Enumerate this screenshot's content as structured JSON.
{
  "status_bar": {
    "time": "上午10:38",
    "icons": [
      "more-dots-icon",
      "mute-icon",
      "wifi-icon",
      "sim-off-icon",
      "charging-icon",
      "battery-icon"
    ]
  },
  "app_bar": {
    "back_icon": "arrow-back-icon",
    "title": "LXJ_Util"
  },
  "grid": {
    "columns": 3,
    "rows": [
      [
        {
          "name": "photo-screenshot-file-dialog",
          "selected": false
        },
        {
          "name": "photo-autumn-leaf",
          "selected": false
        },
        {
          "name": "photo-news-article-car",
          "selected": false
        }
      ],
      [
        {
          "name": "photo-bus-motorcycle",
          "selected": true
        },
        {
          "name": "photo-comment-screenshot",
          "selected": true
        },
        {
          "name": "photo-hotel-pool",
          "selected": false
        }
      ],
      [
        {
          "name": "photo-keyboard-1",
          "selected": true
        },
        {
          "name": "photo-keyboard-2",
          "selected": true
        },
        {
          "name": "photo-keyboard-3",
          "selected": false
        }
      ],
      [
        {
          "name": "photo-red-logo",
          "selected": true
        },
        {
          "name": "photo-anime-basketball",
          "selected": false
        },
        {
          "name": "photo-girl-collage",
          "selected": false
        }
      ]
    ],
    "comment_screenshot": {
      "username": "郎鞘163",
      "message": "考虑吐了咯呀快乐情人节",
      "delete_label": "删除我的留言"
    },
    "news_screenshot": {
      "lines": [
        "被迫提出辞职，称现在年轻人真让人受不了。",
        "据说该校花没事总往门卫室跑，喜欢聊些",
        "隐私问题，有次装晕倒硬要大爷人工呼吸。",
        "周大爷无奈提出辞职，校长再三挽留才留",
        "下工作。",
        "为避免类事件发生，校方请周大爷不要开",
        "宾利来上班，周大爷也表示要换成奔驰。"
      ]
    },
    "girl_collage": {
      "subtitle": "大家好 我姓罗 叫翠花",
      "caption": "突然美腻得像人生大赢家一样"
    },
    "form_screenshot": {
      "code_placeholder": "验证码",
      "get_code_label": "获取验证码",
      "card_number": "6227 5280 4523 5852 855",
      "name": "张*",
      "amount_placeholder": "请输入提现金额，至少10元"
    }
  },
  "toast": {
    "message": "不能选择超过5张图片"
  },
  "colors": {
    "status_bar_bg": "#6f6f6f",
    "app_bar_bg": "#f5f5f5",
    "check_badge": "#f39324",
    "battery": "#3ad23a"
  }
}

# # # #

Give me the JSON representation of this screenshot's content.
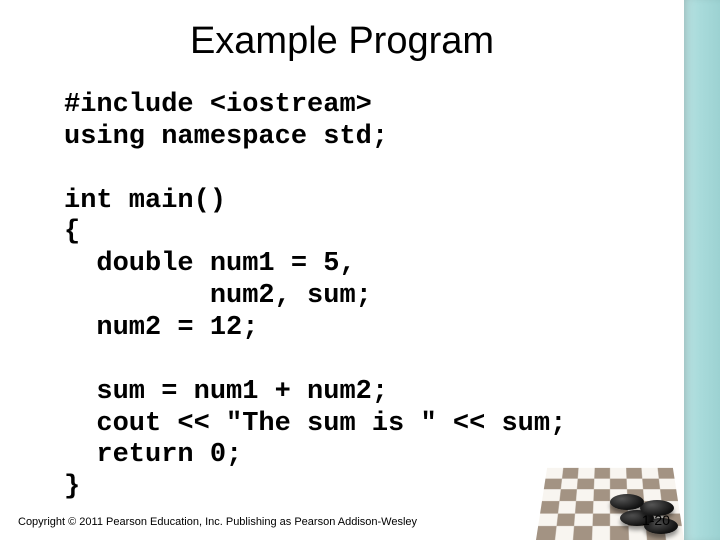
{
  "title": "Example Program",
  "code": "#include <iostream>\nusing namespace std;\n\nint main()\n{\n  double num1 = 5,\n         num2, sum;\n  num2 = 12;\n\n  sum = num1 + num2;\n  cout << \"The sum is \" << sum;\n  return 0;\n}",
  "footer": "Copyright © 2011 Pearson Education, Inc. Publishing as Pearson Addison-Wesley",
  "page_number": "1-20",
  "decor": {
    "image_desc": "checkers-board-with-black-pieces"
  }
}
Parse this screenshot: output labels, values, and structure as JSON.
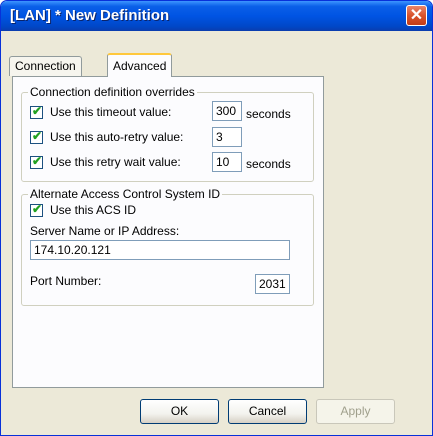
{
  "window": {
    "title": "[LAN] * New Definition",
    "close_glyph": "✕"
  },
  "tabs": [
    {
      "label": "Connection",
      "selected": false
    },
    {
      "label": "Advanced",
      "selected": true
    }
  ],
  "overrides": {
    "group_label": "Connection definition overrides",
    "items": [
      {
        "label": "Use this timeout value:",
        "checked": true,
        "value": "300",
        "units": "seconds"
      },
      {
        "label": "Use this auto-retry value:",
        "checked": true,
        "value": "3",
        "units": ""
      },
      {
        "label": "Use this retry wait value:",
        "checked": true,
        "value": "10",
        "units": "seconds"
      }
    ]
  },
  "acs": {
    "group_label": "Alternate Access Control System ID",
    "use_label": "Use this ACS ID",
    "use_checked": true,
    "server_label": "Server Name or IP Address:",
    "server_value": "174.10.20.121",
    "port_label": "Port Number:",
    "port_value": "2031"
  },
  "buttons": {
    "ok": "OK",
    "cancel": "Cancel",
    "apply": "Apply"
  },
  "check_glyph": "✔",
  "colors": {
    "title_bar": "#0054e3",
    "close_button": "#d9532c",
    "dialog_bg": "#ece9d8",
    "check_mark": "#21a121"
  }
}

# # # #

__Exercise directions__. Pull out the lines above in which the word "Connection" appears.

__Exercise response__.
      "label": "Connection",
    "group_label": "Connection definition overrides",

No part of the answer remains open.